# Task directions
State the number of lines below in which the word "연금개혁의" appears. Nothing else belongs in the answer.

(Data entries)
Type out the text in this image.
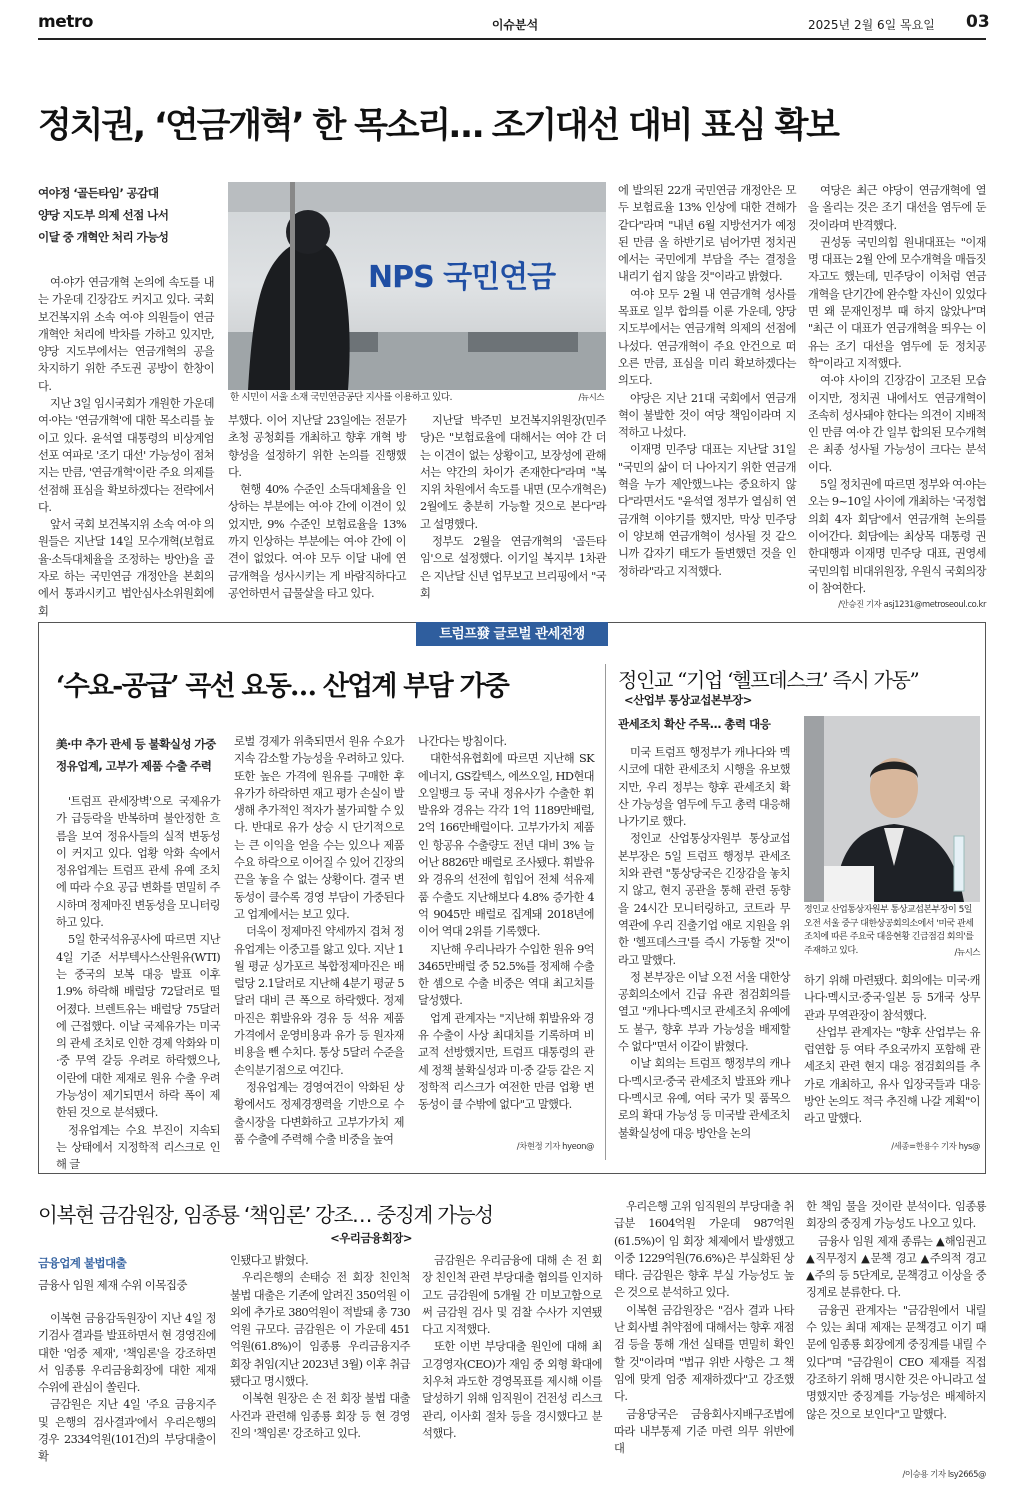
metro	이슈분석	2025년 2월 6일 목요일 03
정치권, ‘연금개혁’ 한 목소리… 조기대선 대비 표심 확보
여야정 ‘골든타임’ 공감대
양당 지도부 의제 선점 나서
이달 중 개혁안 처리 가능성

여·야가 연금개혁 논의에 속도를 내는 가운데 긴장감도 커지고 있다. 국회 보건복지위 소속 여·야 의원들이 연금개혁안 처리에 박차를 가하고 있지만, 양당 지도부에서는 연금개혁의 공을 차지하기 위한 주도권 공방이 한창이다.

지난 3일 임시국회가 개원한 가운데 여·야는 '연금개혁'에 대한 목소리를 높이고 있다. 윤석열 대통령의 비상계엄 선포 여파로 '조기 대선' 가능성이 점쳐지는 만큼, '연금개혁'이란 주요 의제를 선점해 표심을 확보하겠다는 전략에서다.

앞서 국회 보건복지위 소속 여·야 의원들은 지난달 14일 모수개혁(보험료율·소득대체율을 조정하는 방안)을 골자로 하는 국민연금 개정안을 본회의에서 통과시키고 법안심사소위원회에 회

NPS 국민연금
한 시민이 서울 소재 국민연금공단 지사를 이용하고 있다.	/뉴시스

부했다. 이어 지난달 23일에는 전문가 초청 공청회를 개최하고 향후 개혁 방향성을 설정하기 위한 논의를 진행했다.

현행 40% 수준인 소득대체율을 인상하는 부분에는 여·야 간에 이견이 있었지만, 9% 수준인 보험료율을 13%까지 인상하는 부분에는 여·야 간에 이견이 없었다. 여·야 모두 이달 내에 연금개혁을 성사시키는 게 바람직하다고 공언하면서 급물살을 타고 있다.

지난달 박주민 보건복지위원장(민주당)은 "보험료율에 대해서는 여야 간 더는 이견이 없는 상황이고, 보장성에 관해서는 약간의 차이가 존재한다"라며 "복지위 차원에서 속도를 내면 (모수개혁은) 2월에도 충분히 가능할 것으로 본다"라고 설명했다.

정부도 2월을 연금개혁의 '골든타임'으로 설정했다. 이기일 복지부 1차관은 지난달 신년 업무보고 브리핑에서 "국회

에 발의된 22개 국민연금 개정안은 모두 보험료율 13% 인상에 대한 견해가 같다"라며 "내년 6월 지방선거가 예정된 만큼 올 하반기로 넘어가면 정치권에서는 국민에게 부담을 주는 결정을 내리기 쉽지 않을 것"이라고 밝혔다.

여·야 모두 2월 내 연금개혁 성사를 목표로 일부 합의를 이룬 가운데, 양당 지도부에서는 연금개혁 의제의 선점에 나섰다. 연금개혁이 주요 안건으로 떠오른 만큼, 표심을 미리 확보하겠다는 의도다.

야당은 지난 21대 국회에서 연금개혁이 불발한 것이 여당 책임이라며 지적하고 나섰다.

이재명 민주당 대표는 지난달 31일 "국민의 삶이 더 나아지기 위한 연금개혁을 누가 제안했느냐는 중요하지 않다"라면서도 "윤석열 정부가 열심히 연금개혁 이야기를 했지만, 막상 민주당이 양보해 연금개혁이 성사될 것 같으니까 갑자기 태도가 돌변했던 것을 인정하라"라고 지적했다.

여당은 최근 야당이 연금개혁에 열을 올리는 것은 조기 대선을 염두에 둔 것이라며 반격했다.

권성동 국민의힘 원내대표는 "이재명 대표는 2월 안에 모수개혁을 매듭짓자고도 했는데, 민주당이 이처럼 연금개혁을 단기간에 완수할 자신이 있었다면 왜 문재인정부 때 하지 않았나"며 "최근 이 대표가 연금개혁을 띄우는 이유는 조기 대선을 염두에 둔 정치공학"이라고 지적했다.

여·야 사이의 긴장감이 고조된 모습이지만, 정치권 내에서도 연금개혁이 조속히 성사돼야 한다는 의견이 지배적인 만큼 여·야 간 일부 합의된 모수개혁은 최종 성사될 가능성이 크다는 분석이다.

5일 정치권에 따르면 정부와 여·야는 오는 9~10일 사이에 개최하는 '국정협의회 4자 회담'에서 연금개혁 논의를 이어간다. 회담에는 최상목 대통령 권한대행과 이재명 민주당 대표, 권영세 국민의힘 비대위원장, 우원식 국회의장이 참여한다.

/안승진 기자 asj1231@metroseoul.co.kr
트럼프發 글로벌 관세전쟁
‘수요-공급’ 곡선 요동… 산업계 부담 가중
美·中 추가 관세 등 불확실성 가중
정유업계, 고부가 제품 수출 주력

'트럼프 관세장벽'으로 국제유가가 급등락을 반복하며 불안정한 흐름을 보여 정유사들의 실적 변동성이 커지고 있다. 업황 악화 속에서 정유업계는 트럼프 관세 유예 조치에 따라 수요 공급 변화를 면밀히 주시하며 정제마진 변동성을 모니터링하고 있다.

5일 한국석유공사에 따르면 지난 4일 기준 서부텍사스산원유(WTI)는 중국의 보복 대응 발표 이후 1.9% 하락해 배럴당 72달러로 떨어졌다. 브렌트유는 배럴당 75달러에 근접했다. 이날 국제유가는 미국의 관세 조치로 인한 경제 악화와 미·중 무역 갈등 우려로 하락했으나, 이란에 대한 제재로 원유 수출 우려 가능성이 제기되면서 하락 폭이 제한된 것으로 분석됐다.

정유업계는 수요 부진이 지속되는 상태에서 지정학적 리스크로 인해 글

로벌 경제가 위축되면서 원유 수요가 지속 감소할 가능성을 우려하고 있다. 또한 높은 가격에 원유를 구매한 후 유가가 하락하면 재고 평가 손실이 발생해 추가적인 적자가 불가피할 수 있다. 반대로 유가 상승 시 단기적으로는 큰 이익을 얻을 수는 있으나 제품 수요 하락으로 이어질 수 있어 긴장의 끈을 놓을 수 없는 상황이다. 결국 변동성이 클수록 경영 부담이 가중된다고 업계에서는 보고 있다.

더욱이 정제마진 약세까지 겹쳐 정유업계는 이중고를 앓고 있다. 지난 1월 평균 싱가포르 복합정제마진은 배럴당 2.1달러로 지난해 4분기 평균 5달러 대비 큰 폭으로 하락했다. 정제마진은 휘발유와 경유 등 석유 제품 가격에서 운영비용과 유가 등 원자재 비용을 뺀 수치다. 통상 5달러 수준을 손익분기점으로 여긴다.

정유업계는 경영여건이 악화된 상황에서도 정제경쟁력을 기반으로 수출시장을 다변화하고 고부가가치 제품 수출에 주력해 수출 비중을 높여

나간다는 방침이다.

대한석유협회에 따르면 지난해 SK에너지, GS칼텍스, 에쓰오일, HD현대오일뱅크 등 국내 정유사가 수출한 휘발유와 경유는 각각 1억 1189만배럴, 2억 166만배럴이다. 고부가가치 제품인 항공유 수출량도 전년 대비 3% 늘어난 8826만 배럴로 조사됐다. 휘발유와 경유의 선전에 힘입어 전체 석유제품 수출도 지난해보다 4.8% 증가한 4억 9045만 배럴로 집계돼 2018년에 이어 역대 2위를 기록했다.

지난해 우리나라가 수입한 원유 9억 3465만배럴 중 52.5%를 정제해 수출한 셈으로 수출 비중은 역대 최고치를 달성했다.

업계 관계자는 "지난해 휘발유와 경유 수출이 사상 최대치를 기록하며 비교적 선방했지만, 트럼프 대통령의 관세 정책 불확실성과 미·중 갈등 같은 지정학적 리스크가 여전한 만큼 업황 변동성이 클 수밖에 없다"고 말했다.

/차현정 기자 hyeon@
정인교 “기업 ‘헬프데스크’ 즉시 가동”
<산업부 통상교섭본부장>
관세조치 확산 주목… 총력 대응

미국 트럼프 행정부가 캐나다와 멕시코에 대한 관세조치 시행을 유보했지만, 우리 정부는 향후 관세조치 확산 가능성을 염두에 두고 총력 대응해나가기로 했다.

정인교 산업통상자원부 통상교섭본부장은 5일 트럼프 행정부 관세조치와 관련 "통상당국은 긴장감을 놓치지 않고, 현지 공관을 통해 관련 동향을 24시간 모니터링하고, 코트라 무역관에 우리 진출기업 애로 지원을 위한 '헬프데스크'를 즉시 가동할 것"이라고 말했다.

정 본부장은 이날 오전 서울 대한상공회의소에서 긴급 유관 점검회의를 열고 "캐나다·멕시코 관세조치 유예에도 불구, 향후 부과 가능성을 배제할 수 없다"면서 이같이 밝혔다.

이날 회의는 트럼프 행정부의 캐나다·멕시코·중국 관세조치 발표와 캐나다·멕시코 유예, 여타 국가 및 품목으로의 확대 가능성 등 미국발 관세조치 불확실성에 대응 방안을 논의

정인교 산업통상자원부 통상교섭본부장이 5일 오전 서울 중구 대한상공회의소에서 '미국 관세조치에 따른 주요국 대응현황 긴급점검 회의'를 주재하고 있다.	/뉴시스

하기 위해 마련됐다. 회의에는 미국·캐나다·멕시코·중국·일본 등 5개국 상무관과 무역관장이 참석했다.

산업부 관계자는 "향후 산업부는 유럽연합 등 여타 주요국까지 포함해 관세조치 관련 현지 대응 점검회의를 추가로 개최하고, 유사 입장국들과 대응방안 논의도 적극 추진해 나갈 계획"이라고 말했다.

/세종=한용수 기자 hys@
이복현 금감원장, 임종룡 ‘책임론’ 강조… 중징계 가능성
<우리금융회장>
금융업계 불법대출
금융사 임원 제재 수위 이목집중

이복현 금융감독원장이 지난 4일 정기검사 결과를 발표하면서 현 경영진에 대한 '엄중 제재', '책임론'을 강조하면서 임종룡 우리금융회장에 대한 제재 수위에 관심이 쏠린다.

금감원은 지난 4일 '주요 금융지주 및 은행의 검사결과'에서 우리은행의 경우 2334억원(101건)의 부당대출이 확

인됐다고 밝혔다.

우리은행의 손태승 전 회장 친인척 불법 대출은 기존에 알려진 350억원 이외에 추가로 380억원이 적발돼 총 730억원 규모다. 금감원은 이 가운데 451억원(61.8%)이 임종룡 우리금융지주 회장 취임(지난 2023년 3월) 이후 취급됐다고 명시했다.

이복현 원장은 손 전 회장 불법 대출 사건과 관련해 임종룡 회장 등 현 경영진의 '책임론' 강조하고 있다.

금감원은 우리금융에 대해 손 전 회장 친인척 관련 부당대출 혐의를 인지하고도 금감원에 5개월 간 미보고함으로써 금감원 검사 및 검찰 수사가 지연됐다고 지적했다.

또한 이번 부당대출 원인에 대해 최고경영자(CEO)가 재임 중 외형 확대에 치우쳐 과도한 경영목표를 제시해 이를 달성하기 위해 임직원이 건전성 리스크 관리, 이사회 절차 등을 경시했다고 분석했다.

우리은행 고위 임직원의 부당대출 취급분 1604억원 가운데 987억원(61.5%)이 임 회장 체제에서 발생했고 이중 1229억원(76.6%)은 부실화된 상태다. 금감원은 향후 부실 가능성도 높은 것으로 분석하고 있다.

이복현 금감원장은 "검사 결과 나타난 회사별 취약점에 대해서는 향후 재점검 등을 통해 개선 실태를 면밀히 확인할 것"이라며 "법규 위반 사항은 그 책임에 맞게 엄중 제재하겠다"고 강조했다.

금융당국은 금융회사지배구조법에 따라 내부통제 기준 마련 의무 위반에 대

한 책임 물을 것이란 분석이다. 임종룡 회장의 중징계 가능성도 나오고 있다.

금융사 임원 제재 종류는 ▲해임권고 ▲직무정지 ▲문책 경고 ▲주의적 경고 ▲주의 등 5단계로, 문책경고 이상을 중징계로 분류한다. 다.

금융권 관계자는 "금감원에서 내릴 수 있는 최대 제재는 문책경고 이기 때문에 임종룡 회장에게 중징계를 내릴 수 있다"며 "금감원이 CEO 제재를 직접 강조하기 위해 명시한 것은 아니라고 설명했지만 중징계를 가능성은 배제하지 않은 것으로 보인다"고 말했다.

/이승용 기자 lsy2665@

# Output for this task
2